• _JOB_
Locate every line below that contains the word "sure" and copy it.

• _DATA SECTION_
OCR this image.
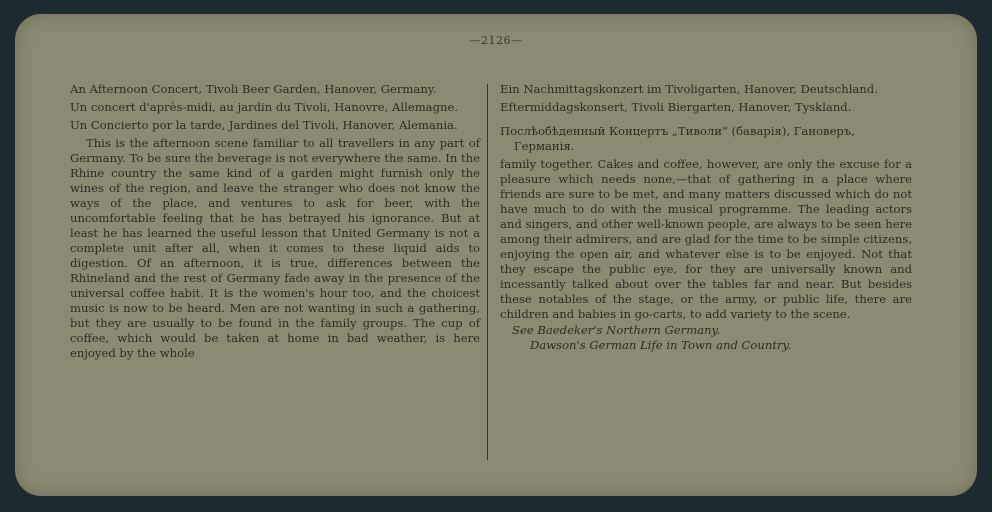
—2126—
An Afternoon Concert, Tivoli Beer Garden, Hanover, Germany.
Un concert d'après-midi, au jardin du Tivoli, Hanovre, Allemagne.
Un Concierto por la tarde, Jardines del Tivoli, Hanover, Alemania.

This is the afternoon scene familiar to all travellers in any part of Germany. To be sure the beverage is not everywhere the same. In the Rhine country the same kind of a garden might furnish only the wines of the region, and leave the stranger who does not know the ways of the place, and ventures to ask for beer, with the uncomfortable feeling that he has betrayed his ignorance. But at least he has learned the useful lesson that United Germany is not a complete unit after all, when it comes to these liquid aids to digestion. Of an afternoon, it is true, differences between the Rhineland and the rest of Germany fade away in the presence of the universal coffee habit. It is the women's hour too, and the choicest music is now to be heard. Men are not wanting in such a gathering, but they are usually to be found in the family groups. The cup of coffee, which would be taken at home in bad weather, is here enjoyed by the whole

Ein Nachmittagskonzert im Tivoligarten, Hanover, Deutschland.
Eftermiddagskonsert, Tivoli Biergarten, Hanover, Tyskland.
Послѣобѣденный Концертъ „Тиволи“ (бавaрія), Гановеръ, Германія.

family together. Cakes and coffee, however, are only the excuse for a pleasure which needs none,—that of gathering in a place where friends are sure to be met, and many matters discussed which do not have much to do with the musical programme. The leading actors and singers, and other well-known people, are always to be seen here among their admirers, and are glad for the time to be simple citizens, enjoying the open air, and whatever else is to be enjoyed. Not that they escape the public eye, for they are universally known and incessantly talked about over the tables far and near. But besides these notables of the stage, or the army, or public life, there are children and babies in go-carts, to add variety to the scene.

See Baedeker's Northern Germany.
Dawson's German Life in Town and Country.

• _SOLUTION_
This is the afternoon scene familiar to all travellers in any part of Germany. To be sure the beverage is not everywhere the same. In the Rhine country the same kind of a garden might furnish only the wines of the region, and leave the stranger who does not know the ways of the place, and ventures to ask for beer, with the uncomfortable feeling that he has betrayed his ignorance. But at least he has learned the useful lesson that United Germany is not a complete unit after all, when it comes to these liquid aids to digestion. Of an afternoon, it is true, differences between the Rhineland and the rest of Germany fade away in the presence of the universal coffee habit. It is the women's hour too, and the choicest music is now to be heard. Men are not wanting in such a gathering, but they are usually to be found in the family groups. The cup of coffee, which would be taken at home in bad weather, is here enjoyed by the whole
family together. Cakes and coffee, however, are only the excuse for a pleasure which needs none,—that of gathering in a place where friends are sure to be met, and many matters discussed which do not have much to do with the musical programme. The leading actors and singers, and other well-known people, are always to be seen here among their admirers, and are glad for the time to be simple citizens, enjoying the open air, and whatever else is to be enjoyed. Not that they escape the public eye, for they are universally known and incessantly talked about over the tables far and near. But besides these notables of the stage, or the army, or public life, there are children and babies in go-carts, to add variety to the scene.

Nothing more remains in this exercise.